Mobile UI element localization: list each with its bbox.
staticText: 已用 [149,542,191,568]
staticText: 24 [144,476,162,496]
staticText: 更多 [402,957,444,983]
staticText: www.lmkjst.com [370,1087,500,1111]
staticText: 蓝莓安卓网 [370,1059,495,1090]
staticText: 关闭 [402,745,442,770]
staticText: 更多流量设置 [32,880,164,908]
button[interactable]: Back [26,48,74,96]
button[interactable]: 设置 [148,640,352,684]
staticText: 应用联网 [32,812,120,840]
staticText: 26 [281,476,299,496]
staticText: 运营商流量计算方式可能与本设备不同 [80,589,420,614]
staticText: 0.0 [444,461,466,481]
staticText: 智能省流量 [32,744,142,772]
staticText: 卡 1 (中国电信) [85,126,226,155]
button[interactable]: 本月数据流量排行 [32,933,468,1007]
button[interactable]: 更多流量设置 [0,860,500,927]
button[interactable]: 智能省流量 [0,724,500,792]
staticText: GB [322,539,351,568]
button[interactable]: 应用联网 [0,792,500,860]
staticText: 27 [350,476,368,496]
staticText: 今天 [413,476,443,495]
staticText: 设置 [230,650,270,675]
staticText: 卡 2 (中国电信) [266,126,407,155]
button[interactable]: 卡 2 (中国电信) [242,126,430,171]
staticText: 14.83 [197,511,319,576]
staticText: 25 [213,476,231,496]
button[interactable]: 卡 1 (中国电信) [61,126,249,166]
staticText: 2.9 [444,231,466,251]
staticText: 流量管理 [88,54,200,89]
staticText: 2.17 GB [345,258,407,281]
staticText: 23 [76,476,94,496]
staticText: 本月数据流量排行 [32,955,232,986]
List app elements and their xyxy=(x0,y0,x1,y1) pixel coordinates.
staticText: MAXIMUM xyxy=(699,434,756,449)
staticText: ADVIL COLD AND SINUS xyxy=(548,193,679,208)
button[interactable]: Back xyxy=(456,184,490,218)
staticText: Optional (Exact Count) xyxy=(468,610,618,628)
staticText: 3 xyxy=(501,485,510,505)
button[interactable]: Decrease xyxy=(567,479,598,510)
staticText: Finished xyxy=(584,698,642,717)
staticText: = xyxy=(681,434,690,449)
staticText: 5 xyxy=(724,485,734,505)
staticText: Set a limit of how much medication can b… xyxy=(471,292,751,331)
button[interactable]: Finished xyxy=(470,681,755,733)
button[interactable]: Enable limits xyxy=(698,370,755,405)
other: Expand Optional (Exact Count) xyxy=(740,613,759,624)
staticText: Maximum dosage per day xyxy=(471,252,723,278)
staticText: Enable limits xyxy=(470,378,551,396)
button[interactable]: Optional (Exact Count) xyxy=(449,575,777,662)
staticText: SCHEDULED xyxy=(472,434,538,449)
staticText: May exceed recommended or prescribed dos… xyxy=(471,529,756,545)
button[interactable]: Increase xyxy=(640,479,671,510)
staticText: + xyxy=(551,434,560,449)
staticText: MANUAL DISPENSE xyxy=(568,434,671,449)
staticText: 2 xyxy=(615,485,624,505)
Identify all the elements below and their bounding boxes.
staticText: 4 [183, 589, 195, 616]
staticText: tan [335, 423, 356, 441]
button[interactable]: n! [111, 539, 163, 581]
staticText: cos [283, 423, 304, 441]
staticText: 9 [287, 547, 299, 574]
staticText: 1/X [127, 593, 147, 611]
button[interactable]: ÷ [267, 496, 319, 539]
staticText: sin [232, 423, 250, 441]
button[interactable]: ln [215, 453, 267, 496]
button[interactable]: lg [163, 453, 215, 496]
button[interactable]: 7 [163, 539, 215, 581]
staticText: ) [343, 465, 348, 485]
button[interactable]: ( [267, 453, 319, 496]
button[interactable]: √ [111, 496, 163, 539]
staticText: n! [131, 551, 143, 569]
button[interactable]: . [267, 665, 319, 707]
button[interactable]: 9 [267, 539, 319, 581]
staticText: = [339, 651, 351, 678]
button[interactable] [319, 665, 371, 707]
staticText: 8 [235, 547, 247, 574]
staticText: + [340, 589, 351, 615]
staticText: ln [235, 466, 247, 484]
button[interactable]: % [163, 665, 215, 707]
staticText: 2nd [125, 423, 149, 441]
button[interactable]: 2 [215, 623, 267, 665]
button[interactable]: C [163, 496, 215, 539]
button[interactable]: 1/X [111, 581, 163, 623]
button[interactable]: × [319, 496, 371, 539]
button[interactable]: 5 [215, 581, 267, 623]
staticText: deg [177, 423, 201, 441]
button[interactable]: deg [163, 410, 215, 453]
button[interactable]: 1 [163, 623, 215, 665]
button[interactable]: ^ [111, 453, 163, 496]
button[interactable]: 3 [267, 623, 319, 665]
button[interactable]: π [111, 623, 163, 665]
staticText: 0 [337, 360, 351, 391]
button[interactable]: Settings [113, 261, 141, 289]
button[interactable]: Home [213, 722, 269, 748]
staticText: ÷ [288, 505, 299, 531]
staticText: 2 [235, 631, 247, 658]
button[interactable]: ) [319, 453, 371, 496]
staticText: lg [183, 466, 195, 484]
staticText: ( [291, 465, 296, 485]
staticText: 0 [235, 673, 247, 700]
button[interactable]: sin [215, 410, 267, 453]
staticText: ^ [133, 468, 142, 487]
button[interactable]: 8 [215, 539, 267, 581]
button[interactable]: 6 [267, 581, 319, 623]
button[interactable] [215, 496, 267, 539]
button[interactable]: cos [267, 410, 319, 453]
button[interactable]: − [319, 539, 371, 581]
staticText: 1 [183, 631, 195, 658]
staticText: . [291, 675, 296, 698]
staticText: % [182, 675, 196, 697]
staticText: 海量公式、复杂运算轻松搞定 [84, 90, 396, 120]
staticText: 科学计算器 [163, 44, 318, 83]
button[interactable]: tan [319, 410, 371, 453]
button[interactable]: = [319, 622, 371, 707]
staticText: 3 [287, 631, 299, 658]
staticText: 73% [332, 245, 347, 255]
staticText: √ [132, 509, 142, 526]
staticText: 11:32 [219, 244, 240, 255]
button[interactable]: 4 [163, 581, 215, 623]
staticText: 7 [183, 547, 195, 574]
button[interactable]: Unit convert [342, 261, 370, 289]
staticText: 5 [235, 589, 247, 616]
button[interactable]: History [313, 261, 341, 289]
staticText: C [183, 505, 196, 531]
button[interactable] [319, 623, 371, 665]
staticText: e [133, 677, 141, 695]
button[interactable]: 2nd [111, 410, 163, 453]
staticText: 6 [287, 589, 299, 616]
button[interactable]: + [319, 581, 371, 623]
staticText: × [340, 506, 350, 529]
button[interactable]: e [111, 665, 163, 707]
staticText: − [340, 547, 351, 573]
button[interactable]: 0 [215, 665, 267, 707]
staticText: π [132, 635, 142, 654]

Set problem:
How many lines in the items contain the string "中国电信"? Reply with the number alone.

The completed task:
4